## Start SUPPLIED MATERIAL
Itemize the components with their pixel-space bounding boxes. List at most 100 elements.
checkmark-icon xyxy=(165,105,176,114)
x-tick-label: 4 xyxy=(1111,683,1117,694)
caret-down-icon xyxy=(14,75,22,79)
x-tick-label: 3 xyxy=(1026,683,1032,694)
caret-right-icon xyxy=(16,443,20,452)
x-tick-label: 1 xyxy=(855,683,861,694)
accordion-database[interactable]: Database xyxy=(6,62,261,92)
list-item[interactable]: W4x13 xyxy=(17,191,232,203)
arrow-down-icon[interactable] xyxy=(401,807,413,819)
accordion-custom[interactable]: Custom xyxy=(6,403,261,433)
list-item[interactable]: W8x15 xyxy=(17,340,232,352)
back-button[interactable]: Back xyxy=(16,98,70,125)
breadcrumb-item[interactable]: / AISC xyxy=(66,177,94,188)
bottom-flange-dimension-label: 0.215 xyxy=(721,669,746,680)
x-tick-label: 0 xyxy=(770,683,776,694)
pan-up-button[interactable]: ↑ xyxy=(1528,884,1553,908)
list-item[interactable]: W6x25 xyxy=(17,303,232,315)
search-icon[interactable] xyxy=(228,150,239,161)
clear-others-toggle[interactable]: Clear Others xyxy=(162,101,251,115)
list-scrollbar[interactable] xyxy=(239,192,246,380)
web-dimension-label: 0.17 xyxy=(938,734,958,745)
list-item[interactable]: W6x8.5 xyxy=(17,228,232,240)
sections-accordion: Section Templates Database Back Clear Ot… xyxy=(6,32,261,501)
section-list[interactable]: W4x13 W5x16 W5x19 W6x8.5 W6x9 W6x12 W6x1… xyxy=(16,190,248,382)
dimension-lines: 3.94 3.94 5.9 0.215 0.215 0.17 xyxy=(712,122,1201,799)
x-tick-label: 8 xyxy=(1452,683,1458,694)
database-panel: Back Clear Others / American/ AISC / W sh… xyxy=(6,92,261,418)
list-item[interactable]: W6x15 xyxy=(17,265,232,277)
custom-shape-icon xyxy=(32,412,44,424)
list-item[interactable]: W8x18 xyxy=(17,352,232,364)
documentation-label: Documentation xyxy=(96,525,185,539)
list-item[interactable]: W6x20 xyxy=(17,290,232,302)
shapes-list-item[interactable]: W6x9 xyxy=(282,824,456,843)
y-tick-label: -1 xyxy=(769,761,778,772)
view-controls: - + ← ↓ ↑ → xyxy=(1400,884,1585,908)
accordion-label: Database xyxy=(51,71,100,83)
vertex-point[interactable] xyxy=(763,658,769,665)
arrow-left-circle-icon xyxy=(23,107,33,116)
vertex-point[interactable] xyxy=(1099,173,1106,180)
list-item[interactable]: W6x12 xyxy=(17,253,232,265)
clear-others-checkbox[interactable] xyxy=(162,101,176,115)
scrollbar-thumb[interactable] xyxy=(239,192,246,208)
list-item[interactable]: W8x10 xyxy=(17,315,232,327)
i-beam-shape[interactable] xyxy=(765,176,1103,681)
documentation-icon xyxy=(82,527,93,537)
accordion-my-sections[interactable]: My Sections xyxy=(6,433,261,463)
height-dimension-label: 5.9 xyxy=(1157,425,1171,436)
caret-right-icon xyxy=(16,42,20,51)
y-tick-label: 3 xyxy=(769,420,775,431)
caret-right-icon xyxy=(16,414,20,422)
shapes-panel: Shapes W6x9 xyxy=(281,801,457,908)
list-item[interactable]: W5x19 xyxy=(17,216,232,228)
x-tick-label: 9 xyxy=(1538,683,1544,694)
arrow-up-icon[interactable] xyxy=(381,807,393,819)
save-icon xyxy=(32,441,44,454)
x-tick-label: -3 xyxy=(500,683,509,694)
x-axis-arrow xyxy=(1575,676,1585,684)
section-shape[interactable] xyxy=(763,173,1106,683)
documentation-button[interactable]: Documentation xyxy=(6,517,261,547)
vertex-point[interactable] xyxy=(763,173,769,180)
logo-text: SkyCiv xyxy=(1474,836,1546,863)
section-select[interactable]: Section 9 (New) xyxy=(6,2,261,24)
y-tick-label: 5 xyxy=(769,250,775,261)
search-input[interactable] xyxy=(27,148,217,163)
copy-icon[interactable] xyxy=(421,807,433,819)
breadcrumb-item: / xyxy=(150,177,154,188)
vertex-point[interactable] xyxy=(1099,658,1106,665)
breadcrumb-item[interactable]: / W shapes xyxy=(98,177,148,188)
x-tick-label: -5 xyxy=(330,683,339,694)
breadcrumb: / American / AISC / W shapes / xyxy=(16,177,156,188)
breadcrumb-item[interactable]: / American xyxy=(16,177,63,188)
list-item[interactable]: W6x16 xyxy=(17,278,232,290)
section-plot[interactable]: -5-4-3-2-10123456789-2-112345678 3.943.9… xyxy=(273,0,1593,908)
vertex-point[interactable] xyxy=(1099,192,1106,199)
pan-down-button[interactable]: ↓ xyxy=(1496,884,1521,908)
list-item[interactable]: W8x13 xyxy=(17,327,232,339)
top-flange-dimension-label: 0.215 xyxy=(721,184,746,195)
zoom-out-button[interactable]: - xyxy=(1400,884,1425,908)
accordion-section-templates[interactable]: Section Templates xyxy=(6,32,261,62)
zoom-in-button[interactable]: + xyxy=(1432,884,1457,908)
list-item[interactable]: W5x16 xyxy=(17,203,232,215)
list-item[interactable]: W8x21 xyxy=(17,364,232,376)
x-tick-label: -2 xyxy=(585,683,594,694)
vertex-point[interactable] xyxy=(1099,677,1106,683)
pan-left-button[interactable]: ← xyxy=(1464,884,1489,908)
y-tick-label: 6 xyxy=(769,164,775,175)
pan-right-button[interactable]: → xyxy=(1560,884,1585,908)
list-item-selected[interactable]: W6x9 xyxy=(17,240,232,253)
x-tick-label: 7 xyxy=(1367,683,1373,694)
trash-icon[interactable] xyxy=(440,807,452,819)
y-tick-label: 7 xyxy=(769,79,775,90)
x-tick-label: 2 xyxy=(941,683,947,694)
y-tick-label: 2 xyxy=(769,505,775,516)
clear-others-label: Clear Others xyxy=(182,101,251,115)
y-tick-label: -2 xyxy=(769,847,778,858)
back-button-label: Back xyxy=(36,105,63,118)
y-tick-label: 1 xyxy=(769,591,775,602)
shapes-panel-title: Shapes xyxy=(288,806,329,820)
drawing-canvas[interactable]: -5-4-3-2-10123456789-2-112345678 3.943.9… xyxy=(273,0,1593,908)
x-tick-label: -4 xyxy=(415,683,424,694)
## End SUPPLIED MATERIAL
• [WRITTEN REQUEST]: Reproduce every line of the listing above without any changes.

• [ANSWER]:
Itemize the components with their pixel-space bounding boxes. List at most 100 elements.
checkmark-icon xyxy=(165,105,176,114)
x-tick-label: 4 xyxy=(1111,683,1117,694)
caret-down-icon xyxy=(14,75,22,79)
x-tick-label: 3 xyxy=(1026,683,1032,694)
caret-right-icon xyxy=(16,443,20,452)
x-tick-label: 1 xyxy=(855,683,861,694)
accordion-database[interactable]: Database xyxy=(6,62,261,92)
list-item[interactable]: W4x13 xyxy=(17,191,232,203)
arrow-down-icon[interactable] xyxy=(401,807,413,819)
accordion-custom[interactable]: Custom xyxy=(6,403,261,433)
list-item[interactable]: W8x15 xyxy=(17,340,232,352)
back-button[interactable]: Back xyxy=(16,98,70,125)
breadcrumb-item[interactable]: / AISC xyxy=(66,177,94,188)
bottom-flange-dimension-label: 0.215 xyxy=(721,669,746,680)
x-tick-label: 0 xyxy=(770,683,776,694)
pan-up-button[interactable]: ↑ xyxy=(1528,884,1553,908)
list-item[interactable]: W6x25 xyxy=(17,303,232,315)
search-icon[interactable] xyxy=(228,150,239,161)
clear-others-toggle[interactable]: Clear Others xyxy=(162,101,251,115)
list-scrollbar[interactable] xyxy=(239,192,246,380)
web-dimension-label: 0.17 xyxy=(938,734,958,745)
list-item[interactable]: W6x8.5 xyxy=(17,228,232,240)
sections-accordion: Section Templates Database Back Clear Ot… xyxy=(6,32,261,501)
section-list[interactable]: W4x13 W5x16 W5x19 W6x8.5 W6x9 W6x12 W6x1… xyxy=(16,190,248,382)
dimension-lines: 3.94 3.94 5.9 0.215 0.215 0.17 xyxy=(712,122,1201,799)
x-tick-label: 8 xyxy=(1452,683,1458,694)
database-panel: Back Clear Others / American/ AISC / W sh… xyxy=(6,92,261,418)
list-item[interactable]: W6x15 xyxy=(17,265,232,277)
custom-shape-icon xyxy=(32,412,44,424)
list-item[interactable]: W8x18 xyxy=(17,352,232,364)
documentation-label: Documentation xyxy=(96,525,185,539)
list-item[interactable]: W6x20 xyxy=(17,290,232,302)
shapes-list-item[interactable]: W6x9 xyxy=(282,824,456,843)
y-tick-label: -1 xyxy=(769,761,778,772)
view-controls: - + ← ↓ ↑ → xyxy=(1400,884,1585,908)
accordion-label: Database xyxy=(51,71,100,83)
vertex-point[interactable] xyxy=(763,658,769,665)
arrow-left-circle-icon xyxy=(23,107,33,116)
vertex-point[interactable] xyxy=(1099,173,1106,180)
list-item[interactable]: W6x12 xyxy=(17,253,232,265)
clear-others-checkbox[interactable] xyxy=(162,101,176,115)
scrollbar-thumb[interactable] xyxy=(239,192,246,208)
list-item[interactable]: W8x10 xyxy=(17,315,232,327)
i-beam-shape[interactable] xyxy=(765,176,1103,681)
documentation-icon xyxy=(82,527,93,537)
accordion-my-sections[interactable]: My Sections xyxy=(6,433,261,463)
height-dimension-label: 5.9 xyxy=(1157,425,1171,436)
caret-right-icon xyxy=(16,42,20,51)
y-tick-label: 3 xyxy=(769,420,775,431)
caret-right-icon xyxy=(16,414,20,422)
shapes-panel: Shapes W6x9 xyxy=(281,801,457,908)
list-item[interactable]: W5x19 xyxy=(17,216,232,228)
x-tick-label: 9 xyxy=(1538,683,1544,694)
arrow-up-icon[interactable] xyxy=(381,807,393,819)
save-icon xyxy=(32,441,44,454)
x-tick-label: -3 xyxy=(500,683,509,694)
x-axis-arrow xyxy=(1575,676,1585,684)
section-shape[interactable] xyxy=(763,173,1106,683)
documentation-button[interactable]: Documentation xyxy=(6,517,261,547)
vertex-point[interactable] xyxy=(763,173,769,180)
logo-text: SkyCiv xyxy=(1474,836,1546,863)
section-select[interactable]: Section 9 (New) xyxy=(6,2,261,24)
y-tick-label: 5 xyxy=(769,250,775,261)
search-input[interactable] xyxy=(27,148,217,163)
copy-icon[interactable] xyxy=(421,807,433,819)
breadcrumb-item: / xyxy=(150,177,154,188)
vertex-point[interactable] xyxy=(1099,658,1106,665)
breadcrumb-item[interactable]: / W shapes xyxy=(98,177,148,188)
x-tick-label: -5 xyxy=(330,683,339,694)
breadcrumb: / American / AISC / W shapes / xyxy=(16,177,156,188)
breadcrumb-item[interactable]: / American xyxy=(16,177,63,188)
list-item[interactable]: W6x16 xyxy=(17,278,232,290)
section-plot[interactable]: -5-4-3-2-10123456789-2-112345678 3.943.9… xyxy=(273,0,1593,908)
vertex-point[interactable] xyxy=(1099,192,1106,199)
pan-down-button[interactable]: ↓ xyxy=(1496,884,1521,908)
list-item[interactable]: W8x13 xyxy=(17,327,232,339)
top-flange-dimension-label: 0.215 xyxy=(721,184,746,195)
zoom-out-button[interactable]: - xyxy=(1400,884,1425,908)
accordion-section-templates[interactable]: Section Templates xyxy=(6,32,261,62)
zoom-in-button[interactable]: + xyxy=(1432,884,1457,908)
list-item[interactable]: W5x16 xyxy=(17,203,232,215)
list-item[interactable]: W8x21 xyxy=(17,364,232,376)
x-tick-label: -2 xyxy=(585,683,594,694)
vertex-point[interactable] xyxy=(1099,677,1106,683)
pan-left-button[interactable]: ← xyxy=(1464,884,1489,908)
y-tick-label: 6 xyxy=(769,164,775,175)
pan-right-button[interactable]: → xyxy=(1560,884,1585,908)
list-item-selected[interactable]: W6x9 xyxy=(17,240,232,253)
x-tick-label: 7 xyxy=(1367,683,1373,694)
trash-icon[interactable] xyxy=(440,807,452,819)
y-tick-label: 7 xyxy=(769,79,775,90)
x-tick-label: 2 xyxy=(941,683,947,694)
y-tick-label: 2 xyxy=(769,505,775,516)
clear-others-label: Clear Others xyxy=(182,101,251,115)
y-tick-label: -2 xyxy=(769,847,778,858)
back-button-label: Back xyxy=(36,105,63,118)
y-tick-label: 1 xyxy=(769,591,775,602)
shapes-panel-title: Shapes xyxy=(288,806,329,820)
drawing-canvas[interactable]: -5-4-3-2-10123456789-2-112345678 3.943.9… xyxy=(273,0,1593,908)
x-tick-label: -4 xyxy=(415,683,424,694)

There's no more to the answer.